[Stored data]
■ ■ ■ ■ ■ ■ ■

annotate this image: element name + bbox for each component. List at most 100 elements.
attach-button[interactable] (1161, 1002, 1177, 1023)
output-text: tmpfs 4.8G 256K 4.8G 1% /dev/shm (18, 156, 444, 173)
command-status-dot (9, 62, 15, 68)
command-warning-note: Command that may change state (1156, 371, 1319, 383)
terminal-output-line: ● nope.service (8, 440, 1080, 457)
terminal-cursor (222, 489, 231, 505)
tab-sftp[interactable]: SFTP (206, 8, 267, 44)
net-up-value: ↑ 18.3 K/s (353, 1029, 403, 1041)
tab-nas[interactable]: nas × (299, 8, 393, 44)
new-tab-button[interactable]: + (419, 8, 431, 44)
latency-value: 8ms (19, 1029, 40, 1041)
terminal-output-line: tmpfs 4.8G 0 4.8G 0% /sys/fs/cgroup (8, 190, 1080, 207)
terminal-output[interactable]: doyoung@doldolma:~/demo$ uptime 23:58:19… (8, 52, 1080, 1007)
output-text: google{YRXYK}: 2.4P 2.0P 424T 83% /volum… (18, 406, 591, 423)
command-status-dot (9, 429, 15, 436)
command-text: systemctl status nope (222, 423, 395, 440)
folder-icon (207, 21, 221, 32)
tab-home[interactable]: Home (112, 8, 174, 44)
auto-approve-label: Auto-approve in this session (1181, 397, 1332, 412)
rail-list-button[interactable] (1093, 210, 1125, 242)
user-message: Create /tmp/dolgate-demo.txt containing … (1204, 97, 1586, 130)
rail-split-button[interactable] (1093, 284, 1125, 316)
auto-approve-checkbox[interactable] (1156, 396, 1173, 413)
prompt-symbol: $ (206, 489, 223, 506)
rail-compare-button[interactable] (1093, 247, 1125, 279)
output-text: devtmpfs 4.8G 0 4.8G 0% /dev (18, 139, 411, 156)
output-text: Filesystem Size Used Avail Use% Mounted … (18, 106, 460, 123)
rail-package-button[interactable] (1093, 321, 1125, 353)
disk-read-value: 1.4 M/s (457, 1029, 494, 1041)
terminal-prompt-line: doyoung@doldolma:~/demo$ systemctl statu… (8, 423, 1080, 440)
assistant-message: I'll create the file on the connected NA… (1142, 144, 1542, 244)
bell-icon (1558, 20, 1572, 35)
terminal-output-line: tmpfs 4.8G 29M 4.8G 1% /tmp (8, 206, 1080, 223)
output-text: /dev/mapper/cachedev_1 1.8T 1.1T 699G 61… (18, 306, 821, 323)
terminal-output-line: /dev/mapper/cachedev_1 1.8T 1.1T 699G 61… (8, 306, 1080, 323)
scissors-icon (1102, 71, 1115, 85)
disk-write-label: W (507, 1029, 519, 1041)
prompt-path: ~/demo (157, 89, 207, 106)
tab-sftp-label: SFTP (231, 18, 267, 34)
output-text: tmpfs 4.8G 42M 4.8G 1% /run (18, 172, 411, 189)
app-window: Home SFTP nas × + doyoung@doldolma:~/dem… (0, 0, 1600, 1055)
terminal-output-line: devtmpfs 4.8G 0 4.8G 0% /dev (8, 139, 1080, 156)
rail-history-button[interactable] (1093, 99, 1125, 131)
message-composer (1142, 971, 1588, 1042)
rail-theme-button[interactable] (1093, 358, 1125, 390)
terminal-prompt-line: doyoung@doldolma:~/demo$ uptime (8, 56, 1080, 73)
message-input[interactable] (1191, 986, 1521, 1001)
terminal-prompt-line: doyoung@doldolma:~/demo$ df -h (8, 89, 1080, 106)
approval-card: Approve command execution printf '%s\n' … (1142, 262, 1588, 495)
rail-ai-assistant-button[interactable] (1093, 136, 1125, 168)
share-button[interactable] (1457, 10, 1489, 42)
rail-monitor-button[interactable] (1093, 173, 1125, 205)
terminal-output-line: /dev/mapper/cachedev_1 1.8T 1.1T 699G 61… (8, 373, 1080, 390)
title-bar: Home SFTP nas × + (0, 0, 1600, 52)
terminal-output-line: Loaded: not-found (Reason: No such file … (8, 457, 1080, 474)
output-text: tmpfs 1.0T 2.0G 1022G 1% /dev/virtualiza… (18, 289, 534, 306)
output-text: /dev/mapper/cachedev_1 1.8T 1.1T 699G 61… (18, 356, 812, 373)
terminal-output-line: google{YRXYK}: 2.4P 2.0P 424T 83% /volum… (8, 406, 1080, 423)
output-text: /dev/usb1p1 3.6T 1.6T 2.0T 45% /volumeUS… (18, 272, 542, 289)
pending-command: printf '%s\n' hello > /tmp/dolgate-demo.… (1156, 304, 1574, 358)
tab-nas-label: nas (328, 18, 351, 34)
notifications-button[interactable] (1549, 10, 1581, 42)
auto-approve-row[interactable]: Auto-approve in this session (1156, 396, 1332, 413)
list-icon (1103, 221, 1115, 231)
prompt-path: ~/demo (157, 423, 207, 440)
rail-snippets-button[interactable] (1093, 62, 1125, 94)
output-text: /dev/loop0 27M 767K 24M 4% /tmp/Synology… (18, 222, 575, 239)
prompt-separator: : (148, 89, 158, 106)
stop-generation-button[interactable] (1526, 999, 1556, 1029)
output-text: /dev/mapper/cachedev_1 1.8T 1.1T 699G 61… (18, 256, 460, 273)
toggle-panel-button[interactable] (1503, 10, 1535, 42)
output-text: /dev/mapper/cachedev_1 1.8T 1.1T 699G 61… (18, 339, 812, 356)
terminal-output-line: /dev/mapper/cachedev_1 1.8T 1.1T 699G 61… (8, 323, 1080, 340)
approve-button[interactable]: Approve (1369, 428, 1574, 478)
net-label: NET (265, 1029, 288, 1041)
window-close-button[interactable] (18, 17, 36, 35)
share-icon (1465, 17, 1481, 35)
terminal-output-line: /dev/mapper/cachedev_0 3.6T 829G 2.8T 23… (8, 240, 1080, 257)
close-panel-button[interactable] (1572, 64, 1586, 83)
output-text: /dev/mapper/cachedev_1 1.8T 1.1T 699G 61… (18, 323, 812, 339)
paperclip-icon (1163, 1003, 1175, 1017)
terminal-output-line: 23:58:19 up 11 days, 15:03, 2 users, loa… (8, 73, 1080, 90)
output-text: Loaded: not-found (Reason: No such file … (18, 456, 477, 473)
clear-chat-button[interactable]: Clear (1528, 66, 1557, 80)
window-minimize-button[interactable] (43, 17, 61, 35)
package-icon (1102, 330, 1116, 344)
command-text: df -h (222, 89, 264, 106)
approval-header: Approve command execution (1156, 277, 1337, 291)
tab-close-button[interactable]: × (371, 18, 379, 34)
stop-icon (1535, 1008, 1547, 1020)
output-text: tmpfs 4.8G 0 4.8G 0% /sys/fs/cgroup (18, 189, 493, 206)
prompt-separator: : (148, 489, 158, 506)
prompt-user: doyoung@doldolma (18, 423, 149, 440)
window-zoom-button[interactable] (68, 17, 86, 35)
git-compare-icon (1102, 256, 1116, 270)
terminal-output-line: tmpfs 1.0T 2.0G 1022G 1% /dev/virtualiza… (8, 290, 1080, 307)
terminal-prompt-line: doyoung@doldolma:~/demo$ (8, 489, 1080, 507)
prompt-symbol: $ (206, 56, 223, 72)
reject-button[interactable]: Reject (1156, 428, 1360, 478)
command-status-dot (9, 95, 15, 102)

■ ■ ■ ■ ■ ■ ■

Return every line of the items above character for character, with nothing changed.

annotate this image: element name + bbox for each component. List at most 100 elements.
attach-button[interactable] (1161, 1002, 1177, 1023)
output-text: tmpfs 4.8G 256K 4.8G 1% /dev/shm (18, 156, 444, 173)
command-status-dot (9, 62, 15, 68)
command-warning-note: Command that may change state (1156, 371, 1319, 383)
terminal-output-line: ● nope.service (8, 440, 1080, 457)
terminal-cursor (222, 489, 231, 505)
tab-sftp[interactable]: SFTP (206, 8, 267, 44)
net-up-value: ↑ 18.3 K/s (353, 1029, 403, 1041)
tab-nas[interactable]: nas × (299, 8, 393, 44)
new-tab-button[interactable]: + (419, 8, 431, 44)
latency-value: 8ms (19, 1029, 40, 1041)
terminal-output-line: tmpfs 4.8G 0 4.8G 0% /sys/fs/cgroup (8, 190, 1080, 207)
terminal-output[interactable]: doyoung@doldolma:~/demo$ uptime 23:58:19… (8, 52, 1080, 1007)
output-text: google{YRXYK}: 2.4P 2.0P 424T 83% /volum… (18, 406, 591, 423)
command-status-dot (9, 429, 15, 436)
command-text: systemctl status nope (222, 423, 395, 440)
folder-icon (207, 21, 221, 32)
tab-home[interactable]: Home (112, 8, 174, 44)
auto-approve-label: Auto-approve in this session (1181, 397, 1332, 412)
rail-list-button[interactable] (1093, 210, 1125, 242)
user-message: Create /tmp/dolgate-demo.txt containing … (1204, 97, 1586, 130)
rail-split-button[interactable] (1093, 284, 1125, 316)
auto-approve-checkbox[interactable] (1156, 396, 1173, 413)
prompt-symbol: $ (206, 489, 223, 506)
rail-compare-button[interactable] (1093, 247, 1125, 279)
output-text: devtmpfs 4.8G 0 4.8G 0% /dev (18, 139, 411, 156)
output-text: Filesystem Size Used Avail Use% Mounted … (18, 106, 460, 123)
rail-package-button[interactable] (1093, 321, 1125, 353)
disk-read-value: 1.4 M/s (457, 1029, 494, 1041)
terminal-prompt-line: doyoung@doldolma:~/demo$ systemctl statu… (8, 423, 1080, 440)
assistant-message: I'll create the file on the connected NA… (1142, 144, 1542, 244)
bell-icon (1558, 20, 1572, 35)
terminal-output-line: tmpfs 4.8G 29M 4.8G 1% /tmp (8, 206, 1080, 223)
output-text: /dev/mapper/cachedev_1 1.8T 1.1T 699G 61… (18, 306, 821, 323)
terminal-output-line: /dev/mapper/cachedev_1 1.8T 1.1T 699G 61… (8, 306, 1080, 323)
scissors-icon (1102, 71, 1115, 85)
disk-write-label: W (507, 1029, 519, 1041)
prompt-path: ~/demo (157, 89, 207, 106)
tab-sftp-label: SFTP (231, 18, 267, 34)
output-text: tmpfs 4.8G 42M 4.8G 1% /run (18, 172, 411, 189)
app-window: Home SFTP nas × + doyoung@doldolma:~/dem… (0, 0, 1600, 1055)
terminal-output-line: devtmpfs 4.8G 0 4.8G 0% /dev (8, 139, 1080, 156)
rail-history-button[interactable] (1093, 99, 1125, 131)
message-composer (1142, 971, 1588, 1042)
rail-theme-button[interactable] (1093, 358, 1125, 390)
terminal-prompt-line: doyoung@doldolma:~/demo$ uptime (8, 56, 1080, 73)
message-input[interactable] (1191, 986, 1521, 1001)
terminal-prompt-line: doyoung@doldolma:~/demo$ df -h (8, 89, 1080, 106)
approval-card: Approve command execution printf '%s\n' … (1142, 262, 1588, 495)
rail-ai-assistant-button[interactable] (1093, 136, 1125, 168)
share-button[interactable] (1457, 10, 1489, 42)
rail-monitor-button[interactable] (1093, 173, 1125, 205)
terminal-output-line: /dev/mapper/cachedev_1 1.8T 1.1T 699G 61… (8, 373, 1080, 390)
title-bar: Home SFTP nas × + (0, 0, 1600, 52)
terminal-output-line: Loaded: not-found (Reason: No such file … (8, 457, 1080, 474)
output-text: tmpfs 1.0T 2.0G 1022G 1% /dev/virtualiza… (18, 289, 534, 306)
output-text: /dev/mapper/cachedev_1 1.8T 1.1T 699G 61… (18, 356, 812, 373)
terminal-output-line: google{YRXYK}: 2.4P 2.0P 424T 83% /volum… (8, 406, 1080, 423)
output-text: /dev/usb1p1 3.6T 1.6T 2.0T 45% /volumeUS… (18, 272, 542, 289)
pending-command: printf '%s\n' hello > /tmp/dolgate-demo.… (1156, 304, 1574, 358)
tab-nas-label: nas (328, 18, 351, 34)
notifications-button[interactable] (1549, 10, 1581, 42)
auto-approve-row[interactable]: Auto-approve in this session (1156, 396, 1332, 413)
list-icon (1103, 221, 1115, 231)
prompt-path: ~/demo (157, 423, 207, 440)
rail-snippets-button[interactable] (1093, 62, 1125, 94)
output-text: /dev/loop0 27M 767K 24M 4% /tmp/Synology… (18, 222, 575, 239)
prompt-separator: : (148, 89, 158, 106)
stop-generation-button[interactable] (1526, 999, 1556, 1029)
output-text: /dev/mapper/cachedev_1 1.8T 1.1T 699G 61… (18, 256, 460, 273)
toggle-panel-button[interactable] (1503, 10, 1535, 42)
output-text: /dev/mapper/cachedev_1 1.8T 1.1T 699G 61… (18, 339, 812, 356)
terminal-output-line: /dev/mapper/cachedev_1 1.8T 1.1T 699G 61… (8, 323, 1080, 340)
approve-button[interactable]: Approve (1369, 428, 1574, 478)
net-label: NET (265, 1029, 288, 1041)
window-close-button[interactable] (18, 17, 36, 35)
share-icon (1465, 17, 1481, 35)
terminal-output-line: /dev/mapper/cachedev_0 3.6T 829G 2.8T 23… (8, 240, 1080, 257)
close-panel-button[interactable] (1572, 64, 1586, 83)
output-text: /dev/mapper/cachedev_1 1.8T 1.1T 699G 61… (18, 323, 812, 339)
paperclip-icon (1163, 1003, 1175, 1017)
terminal-output-line: 23:58:19 up 11 days, 15:03, 2 users, loa… (8, 73, 1080, 90)
output-text: Loaded: not-found (Reason: No such file … (18, 456, 477, 473)
clear-chat-button[interactable]: Clear (1528, 66, 1557, 80)
window-minimize-button[interactable] (43, 17, 61, 35)
package-icon (1102, 330, 1116, 344)
command-text: df -h (222, 89, 264, 106)
approval-header: Approve command execution (1156, 277, 1337, 291)
tab-close-button[interactable]: × (371, 18, 379, 34)
stop-icon (1535, 1008, 1547, 1020)
output-text: tmpfs 4.8G 0 4.8G 0% /sys/fs/cgroup (18, 189, 493, 206)
prompt-separator: : (148, 489, 158, 506)
prompt-user: doyoung@doldolma (18, 423, 149, 440)
window-zoom-button[interactable] (68, 17, 86, 35)
git-compare-icon (1102, 256, 1116, 270)
terminal-output-line: tmpfs 1.0T 2.0G 1022G 1% /dev/virtualiza… (8, 290, 1080, 307)
terminal-prompt-line: doyoung@doldolma:~/demo$ (8, 489, 1080, 507)
prompt-symbol: $ (206, 56, 223, 72)
reject-button[interactable]: Reject (1156, 428, 1360, 478)
command-status-dot (9, 95, 15, 102)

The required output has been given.